- [REQUIRED TASK] Output an exact reproduction of the data.

A run of records

------------------------------------------------------------

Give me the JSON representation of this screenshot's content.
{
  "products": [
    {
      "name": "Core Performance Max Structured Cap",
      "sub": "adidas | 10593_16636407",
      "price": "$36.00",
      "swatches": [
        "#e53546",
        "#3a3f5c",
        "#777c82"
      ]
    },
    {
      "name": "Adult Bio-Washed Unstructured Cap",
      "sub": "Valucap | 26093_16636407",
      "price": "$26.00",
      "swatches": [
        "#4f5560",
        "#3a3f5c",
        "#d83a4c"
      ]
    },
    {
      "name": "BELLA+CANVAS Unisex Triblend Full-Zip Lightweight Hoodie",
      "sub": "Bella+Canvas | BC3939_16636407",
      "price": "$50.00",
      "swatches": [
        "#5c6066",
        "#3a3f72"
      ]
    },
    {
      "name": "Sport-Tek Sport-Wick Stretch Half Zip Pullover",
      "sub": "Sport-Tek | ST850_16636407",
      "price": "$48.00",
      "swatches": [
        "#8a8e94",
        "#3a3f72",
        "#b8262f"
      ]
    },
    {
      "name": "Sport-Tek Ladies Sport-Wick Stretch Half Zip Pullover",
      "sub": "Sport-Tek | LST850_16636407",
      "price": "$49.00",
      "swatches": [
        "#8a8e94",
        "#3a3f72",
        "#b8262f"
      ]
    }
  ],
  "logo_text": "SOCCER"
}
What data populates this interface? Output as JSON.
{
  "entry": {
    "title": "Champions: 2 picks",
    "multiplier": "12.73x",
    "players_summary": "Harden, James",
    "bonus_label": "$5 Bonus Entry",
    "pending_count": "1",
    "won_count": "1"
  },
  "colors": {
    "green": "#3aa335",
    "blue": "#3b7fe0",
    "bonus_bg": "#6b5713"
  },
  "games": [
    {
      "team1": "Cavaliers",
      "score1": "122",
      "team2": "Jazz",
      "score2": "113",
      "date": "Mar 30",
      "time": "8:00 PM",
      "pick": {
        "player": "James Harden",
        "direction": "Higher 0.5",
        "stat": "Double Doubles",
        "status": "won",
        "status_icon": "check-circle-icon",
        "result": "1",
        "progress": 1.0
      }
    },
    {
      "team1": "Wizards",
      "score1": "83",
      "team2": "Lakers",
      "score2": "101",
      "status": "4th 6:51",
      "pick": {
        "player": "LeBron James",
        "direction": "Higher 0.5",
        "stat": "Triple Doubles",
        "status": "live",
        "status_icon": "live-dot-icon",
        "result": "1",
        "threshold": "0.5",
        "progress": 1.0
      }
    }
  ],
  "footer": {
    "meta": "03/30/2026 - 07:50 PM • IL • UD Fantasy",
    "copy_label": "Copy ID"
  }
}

------------------------------------------------------------

- [RESULT]
Give me the JSON representation of this screenshot's content.
{
  "products": [
    {
      "name": "Core Performance Max Structured Cap",
      "sub": "adidas | 10593_16636407",
      "price": "$36.00",
      "swatches": [
        "#e53546",
        "#3a3f5c",
        "#777c82"
      ]
    },
    {
      "name": "Adult Bio-Washed Unstructured Cap",
      "sub": "Valucap | 26093_16636407",
      "price": "$26.00",
      "swatches": [
        "#4f5560",
        "#3a3f5c",
        "#d83a4c"
      ]
    },
    {
      "name": "BELLA+CANVAS Unisex Triblend Full-Zip Lightweight Hoodie",
      "sub": "Bella+Canvas | BC3939_16636407",
      "price": "$50.00",
      "swatches": [
        "#5c6066",
        "#3a3f72"
      ]
    },
    {
      "name": "Sport-Tek Sport-Wick Stretch Half Zip Pullover",
      "sub": "Sport-Tek | ST850_16636407",
      "price": "$48.00",
      "swatches": [
        "#8a8e94",
        "#3a3f72",
        "#b8262f"
      ]
    },
    {
      "name": "Sport-Tek Ladies Sport-Wick Stretch Half Zip Pullover",
      "sub": "Sport-Tek | LST850_16636407",
      "price": "$49.00",
      "swatches": [
        "#8a8e94",
        "#3a3f72",
        "#b8262f"
      ]
    }
  ],
  "logo_text": "SOCCER"
}
What data populates this interface? Output as JSON.
{
  "entry": {
    "title": "Champions: 2 picks",
    "multiplier": "12.73x",
    "players_summary": "Harden, James",
    "bonus_label": "$5 Bonus Entry",
    "pending_count": "1",
    "won_count": "1"
  },
  "colors": {
    "green": "#3aa335",
    "blue": "#3b7fe0",
    "bonus_bg": "#6b5713"
  },
  "games": [
    {
      "team1": "Cavaliers",
      "score1": "122",
      "team2": "Jazz",
      "score2": "113",
      "date": "Mar 30",
      "time": "8:00 PM",
      "pick": {
        "player": "James Harden",
        "direction": "Higher 0.5",
        "stat": "Double Doubles",
        "status": "won",
        "status_icon": "check-circle-icon",
        "result": "1",
        "progress": 1.0
      }
    },
    {
      "team1": "Wizards",
      "score1": "83",
      "team2": "Lakers",
      "score2": "101",
      "status": "4th 6:51",
      "pick": {
        "player": "LeBron James",
        "direction": "Higher 0.5",
        "stat": "Triple Doubles",
        "status": "live",
        "status_icon": "live-dot-icon",
        "result": "1",
        "threshold": "0.5",
        "progress": 1.0
      }
    }
  ],
  "footer": {
    "meta": "03/30/2026 - 07:50 PM • IL • UD Fantasy",
    "copy_label": "Copy ID"
  }
}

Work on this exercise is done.